- _Required task_
Select the lines that contain "name" and copy each of them.
## start Listed entries
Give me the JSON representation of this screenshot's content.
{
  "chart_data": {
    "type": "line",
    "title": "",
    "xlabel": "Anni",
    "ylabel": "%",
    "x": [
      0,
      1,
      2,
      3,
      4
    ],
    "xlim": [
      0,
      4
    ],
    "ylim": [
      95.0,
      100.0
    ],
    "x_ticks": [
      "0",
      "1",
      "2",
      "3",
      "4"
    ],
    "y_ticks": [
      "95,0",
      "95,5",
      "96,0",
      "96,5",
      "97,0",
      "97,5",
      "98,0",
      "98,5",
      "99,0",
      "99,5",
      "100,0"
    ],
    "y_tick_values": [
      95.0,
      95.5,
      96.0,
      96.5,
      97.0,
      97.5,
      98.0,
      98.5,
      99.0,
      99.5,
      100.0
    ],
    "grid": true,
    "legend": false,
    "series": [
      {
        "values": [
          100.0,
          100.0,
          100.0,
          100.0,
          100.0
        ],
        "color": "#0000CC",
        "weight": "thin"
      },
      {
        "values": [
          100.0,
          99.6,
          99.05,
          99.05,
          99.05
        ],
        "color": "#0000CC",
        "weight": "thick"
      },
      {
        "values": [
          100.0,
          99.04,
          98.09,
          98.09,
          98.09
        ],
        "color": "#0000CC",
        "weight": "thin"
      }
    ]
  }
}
## end Listed entries
## start Listed entries
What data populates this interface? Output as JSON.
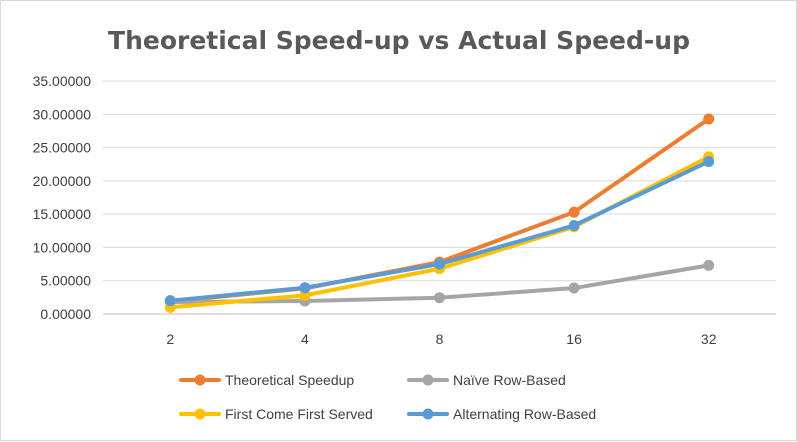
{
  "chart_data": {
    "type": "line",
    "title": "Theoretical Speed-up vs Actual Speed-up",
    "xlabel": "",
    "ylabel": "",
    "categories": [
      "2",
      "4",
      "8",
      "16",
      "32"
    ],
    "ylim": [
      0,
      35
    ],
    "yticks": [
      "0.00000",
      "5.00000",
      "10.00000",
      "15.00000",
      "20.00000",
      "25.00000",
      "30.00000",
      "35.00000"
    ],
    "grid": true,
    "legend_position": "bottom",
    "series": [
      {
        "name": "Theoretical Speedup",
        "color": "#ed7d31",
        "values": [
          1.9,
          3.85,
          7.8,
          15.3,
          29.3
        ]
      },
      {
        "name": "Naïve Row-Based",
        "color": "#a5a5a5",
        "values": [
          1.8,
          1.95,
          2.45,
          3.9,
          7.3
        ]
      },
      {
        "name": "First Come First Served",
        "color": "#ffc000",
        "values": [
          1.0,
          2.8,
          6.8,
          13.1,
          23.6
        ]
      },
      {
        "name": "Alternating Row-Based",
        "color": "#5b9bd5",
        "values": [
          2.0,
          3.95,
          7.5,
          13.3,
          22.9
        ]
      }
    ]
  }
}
## end Listed entries
- _Solution to this task_
        "name": "Theoretical Speedup",
        "name": "Naïve Row-Based",
        "name": "First Come First Served",
        "name": "Alternating Row-Based",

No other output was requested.